-- begin RECORDS SHOWN --

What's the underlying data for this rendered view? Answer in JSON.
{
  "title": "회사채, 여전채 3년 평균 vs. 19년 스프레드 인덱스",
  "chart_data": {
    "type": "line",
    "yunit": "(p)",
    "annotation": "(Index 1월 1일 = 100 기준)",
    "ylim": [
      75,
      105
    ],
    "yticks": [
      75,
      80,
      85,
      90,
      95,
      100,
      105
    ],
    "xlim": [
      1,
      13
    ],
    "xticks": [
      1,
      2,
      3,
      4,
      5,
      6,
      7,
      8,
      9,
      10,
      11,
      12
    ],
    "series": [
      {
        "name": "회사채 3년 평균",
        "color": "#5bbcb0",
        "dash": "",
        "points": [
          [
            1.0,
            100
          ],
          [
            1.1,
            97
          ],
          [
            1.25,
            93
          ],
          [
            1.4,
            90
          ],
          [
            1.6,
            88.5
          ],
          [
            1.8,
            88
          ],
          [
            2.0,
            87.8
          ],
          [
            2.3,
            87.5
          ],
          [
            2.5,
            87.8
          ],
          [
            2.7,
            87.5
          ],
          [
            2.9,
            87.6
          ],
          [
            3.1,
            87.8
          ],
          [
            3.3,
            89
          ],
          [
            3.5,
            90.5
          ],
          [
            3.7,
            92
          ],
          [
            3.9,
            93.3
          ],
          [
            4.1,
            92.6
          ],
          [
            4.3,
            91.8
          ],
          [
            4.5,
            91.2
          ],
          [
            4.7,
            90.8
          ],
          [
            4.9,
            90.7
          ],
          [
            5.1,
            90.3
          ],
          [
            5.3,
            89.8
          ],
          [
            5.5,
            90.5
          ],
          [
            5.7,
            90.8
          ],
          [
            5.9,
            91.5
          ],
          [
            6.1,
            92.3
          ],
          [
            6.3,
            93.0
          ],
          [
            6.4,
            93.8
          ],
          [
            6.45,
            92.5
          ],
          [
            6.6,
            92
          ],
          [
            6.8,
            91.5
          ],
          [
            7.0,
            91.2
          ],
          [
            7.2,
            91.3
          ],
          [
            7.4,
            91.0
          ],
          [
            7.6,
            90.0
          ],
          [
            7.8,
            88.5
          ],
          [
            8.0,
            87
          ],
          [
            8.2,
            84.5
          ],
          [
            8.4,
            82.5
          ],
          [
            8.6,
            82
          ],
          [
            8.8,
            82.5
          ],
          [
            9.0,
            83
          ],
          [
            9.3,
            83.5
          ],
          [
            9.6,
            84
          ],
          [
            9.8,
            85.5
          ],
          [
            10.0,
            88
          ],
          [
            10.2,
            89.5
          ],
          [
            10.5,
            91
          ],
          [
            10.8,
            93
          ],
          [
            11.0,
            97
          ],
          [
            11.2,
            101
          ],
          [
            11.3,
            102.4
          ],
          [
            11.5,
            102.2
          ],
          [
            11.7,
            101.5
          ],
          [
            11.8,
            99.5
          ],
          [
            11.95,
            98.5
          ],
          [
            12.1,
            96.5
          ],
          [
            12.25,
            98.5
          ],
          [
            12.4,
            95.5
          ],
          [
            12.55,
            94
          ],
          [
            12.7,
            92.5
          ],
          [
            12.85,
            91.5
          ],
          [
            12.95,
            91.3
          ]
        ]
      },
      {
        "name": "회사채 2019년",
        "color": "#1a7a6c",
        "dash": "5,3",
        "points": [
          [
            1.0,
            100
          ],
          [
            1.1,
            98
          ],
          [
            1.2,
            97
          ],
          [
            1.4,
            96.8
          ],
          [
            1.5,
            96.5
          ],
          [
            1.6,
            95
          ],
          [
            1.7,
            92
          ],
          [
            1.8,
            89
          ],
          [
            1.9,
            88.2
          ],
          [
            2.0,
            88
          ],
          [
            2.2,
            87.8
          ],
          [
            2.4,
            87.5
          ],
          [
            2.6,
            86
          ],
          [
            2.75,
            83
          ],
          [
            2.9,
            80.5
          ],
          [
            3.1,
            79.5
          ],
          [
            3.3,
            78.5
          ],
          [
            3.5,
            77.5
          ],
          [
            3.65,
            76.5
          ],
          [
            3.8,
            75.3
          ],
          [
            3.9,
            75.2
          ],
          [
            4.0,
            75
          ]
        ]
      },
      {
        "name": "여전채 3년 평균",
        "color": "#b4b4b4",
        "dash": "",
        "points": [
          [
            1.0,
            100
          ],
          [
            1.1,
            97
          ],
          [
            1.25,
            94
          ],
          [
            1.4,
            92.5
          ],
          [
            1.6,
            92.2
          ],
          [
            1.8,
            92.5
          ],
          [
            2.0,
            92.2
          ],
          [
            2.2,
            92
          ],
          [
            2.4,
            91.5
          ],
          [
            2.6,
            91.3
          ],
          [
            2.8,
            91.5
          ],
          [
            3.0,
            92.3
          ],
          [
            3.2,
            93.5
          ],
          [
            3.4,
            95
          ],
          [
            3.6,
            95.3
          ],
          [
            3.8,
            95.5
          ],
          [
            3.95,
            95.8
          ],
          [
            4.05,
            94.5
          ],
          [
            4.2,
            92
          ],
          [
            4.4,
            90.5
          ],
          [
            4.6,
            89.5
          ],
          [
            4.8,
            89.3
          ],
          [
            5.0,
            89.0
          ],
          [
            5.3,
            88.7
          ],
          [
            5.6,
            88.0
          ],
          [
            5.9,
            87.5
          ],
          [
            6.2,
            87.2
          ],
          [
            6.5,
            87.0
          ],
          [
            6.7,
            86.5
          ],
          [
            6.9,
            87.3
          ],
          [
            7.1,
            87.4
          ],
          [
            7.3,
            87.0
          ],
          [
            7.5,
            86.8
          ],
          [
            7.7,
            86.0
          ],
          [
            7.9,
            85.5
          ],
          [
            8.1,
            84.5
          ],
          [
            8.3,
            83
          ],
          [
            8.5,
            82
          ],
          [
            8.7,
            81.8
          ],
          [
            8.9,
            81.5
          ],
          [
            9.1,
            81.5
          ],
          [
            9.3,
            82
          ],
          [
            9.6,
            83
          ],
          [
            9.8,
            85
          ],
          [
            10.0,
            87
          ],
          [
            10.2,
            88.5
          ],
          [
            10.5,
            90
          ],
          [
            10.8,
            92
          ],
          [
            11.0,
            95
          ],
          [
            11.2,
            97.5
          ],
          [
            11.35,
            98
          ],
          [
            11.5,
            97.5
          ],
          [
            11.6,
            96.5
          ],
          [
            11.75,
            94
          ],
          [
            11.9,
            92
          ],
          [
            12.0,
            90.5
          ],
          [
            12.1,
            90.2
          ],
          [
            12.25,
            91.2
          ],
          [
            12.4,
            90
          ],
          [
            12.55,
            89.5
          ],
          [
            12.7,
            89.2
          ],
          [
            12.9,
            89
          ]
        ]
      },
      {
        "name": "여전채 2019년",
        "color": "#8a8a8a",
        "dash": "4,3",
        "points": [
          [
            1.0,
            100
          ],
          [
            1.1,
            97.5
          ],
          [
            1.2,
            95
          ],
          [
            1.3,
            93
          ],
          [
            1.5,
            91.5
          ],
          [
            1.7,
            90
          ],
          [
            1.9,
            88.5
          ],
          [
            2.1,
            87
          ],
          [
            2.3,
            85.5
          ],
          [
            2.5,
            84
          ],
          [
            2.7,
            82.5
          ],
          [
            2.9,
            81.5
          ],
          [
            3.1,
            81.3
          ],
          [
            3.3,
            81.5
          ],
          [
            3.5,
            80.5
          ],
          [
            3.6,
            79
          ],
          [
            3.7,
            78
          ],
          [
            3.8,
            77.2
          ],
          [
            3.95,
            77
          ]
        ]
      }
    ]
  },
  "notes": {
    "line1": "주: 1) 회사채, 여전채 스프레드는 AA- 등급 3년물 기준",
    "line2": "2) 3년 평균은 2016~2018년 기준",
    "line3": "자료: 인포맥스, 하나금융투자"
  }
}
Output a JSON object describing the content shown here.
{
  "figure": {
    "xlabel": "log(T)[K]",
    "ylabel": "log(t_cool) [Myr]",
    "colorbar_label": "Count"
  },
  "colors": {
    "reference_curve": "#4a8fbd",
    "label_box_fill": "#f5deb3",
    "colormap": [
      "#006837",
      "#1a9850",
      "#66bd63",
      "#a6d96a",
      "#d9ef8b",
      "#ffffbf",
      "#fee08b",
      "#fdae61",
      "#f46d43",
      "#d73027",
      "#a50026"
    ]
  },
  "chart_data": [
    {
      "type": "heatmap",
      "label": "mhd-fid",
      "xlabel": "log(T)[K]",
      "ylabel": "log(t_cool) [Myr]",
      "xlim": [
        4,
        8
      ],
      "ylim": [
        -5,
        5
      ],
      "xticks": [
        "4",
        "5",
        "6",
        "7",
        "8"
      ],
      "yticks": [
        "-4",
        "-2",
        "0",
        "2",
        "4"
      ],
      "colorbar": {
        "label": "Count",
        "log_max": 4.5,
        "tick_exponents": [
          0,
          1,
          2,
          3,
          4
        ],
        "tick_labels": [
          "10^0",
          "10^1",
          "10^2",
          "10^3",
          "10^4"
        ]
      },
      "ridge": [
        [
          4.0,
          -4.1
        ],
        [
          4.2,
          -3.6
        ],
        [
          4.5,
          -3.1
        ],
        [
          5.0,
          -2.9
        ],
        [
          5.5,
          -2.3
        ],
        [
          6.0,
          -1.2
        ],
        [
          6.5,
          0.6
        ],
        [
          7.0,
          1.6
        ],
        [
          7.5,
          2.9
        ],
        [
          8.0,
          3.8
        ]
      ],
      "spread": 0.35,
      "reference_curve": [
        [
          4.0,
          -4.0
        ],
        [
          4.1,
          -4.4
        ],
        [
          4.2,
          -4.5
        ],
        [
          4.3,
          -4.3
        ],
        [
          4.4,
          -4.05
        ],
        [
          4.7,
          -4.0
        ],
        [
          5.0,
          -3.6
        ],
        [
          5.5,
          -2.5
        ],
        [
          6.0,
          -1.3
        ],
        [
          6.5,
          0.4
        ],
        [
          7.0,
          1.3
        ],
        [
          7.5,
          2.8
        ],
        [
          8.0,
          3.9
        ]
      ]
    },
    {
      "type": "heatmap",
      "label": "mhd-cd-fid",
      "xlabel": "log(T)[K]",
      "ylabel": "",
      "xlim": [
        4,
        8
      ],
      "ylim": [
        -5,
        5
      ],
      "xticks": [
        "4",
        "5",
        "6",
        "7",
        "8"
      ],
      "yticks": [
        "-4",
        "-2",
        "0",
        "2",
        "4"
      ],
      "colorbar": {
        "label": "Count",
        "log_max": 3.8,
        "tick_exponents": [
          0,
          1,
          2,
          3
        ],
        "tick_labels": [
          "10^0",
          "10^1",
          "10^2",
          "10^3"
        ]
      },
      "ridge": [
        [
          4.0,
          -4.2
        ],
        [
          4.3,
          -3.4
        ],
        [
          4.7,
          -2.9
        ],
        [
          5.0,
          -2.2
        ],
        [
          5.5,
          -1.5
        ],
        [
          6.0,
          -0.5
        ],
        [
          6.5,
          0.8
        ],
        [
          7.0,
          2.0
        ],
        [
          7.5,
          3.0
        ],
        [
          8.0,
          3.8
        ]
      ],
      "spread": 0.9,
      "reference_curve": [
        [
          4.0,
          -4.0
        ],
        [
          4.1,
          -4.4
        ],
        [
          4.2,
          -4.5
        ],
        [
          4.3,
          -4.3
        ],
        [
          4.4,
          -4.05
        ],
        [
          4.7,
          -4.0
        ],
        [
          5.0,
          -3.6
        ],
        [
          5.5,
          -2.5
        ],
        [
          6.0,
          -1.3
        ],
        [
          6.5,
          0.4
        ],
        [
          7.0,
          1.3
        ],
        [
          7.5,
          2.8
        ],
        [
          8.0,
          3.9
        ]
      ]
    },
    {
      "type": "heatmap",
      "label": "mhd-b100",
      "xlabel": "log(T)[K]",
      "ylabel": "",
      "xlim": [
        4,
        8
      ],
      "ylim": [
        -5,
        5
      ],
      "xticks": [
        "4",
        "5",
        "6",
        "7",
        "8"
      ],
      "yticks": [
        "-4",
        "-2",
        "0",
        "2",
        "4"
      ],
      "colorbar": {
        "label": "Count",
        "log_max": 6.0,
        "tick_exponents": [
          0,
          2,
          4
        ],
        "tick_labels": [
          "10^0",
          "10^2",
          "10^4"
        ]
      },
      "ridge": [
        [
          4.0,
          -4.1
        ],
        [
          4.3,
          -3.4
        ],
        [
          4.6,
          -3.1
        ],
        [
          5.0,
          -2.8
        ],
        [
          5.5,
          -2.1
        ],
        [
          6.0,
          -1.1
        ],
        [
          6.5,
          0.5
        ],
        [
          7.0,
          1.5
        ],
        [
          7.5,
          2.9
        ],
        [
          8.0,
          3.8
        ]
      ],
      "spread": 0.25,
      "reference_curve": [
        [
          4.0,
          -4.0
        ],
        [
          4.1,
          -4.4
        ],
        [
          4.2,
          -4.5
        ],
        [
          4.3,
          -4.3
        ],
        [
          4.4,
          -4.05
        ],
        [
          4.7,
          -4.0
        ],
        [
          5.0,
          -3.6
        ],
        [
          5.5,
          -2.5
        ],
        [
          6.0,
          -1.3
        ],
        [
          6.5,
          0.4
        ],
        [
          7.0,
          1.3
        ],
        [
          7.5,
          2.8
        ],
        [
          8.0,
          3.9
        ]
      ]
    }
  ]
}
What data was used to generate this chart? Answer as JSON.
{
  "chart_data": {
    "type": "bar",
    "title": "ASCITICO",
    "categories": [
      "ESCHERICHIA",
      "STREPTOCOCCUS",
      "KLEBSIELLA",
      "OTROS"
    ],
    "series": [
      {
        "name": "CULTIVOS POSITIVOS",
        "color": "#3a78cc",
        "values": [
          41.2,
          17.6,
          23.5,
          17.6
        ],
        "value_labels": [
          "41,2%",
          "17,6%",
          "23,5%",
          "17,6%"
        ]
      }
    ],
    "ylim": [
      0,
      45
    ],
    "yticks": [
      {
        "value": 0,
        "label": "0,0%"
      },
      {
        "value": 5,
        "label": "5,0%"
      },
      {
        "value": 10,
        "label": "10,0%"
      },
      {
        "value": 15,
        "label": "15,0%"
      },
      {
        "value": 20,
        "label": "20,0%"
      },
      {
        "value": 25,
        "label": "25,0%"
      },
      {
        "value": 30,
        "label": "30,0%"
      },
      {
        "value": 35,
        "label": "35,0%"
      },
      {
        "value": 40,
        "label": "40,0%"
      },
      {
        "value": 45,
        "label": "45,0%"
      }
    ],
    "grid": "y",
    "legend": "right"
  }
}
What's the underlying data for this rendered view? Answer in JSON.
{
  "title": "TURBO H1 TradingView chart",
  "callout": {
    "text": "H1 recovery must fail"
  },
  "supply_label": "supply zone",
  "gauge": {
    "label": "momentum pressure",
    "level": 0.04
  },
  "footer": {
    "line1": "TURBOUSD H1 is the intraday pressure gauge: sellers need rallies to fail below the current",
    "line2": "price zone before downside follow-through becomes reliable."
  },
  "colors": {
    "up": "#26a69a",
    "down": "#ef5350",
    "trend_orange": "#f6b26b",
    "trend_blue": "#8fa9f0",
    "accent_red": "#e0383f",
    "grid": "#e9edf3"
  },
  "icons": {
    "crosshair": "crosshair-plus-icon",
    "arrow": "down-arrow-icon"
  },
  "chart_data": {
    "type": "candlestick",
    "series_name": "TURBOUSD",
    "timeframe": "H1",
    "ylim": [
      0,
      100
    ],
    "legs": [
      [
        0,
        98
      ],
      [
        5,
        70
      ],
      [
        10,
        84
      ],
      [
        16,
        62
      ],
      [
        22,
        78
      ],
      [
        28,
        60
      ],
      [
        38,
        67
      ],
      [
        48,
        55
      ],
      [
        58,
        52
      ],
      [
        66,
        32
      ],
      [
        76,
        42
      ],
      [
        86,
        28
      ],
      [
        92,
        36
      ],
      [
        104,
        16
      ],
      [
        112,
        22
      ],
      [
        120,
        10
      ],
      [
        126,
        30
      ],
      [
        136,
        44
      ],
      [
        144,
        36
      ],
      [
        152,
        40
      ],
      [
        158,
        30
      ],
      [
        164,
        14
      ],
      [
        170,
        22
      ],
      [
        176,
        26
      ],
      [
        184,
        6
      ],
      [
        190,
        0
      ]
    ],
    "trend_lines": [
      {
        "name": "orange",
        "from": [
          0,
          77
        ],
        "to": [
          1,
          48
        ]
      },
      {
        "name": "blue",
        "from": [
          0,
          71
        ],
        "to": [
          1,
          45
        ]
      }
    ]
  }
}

-- end RECORDS SHOWN --

■ EXERCISE PROMPT ■
What is the number of lines in the listing that contain the string "ylabel"? Reply with that number alone.

■ FINAL ANSWER ■
4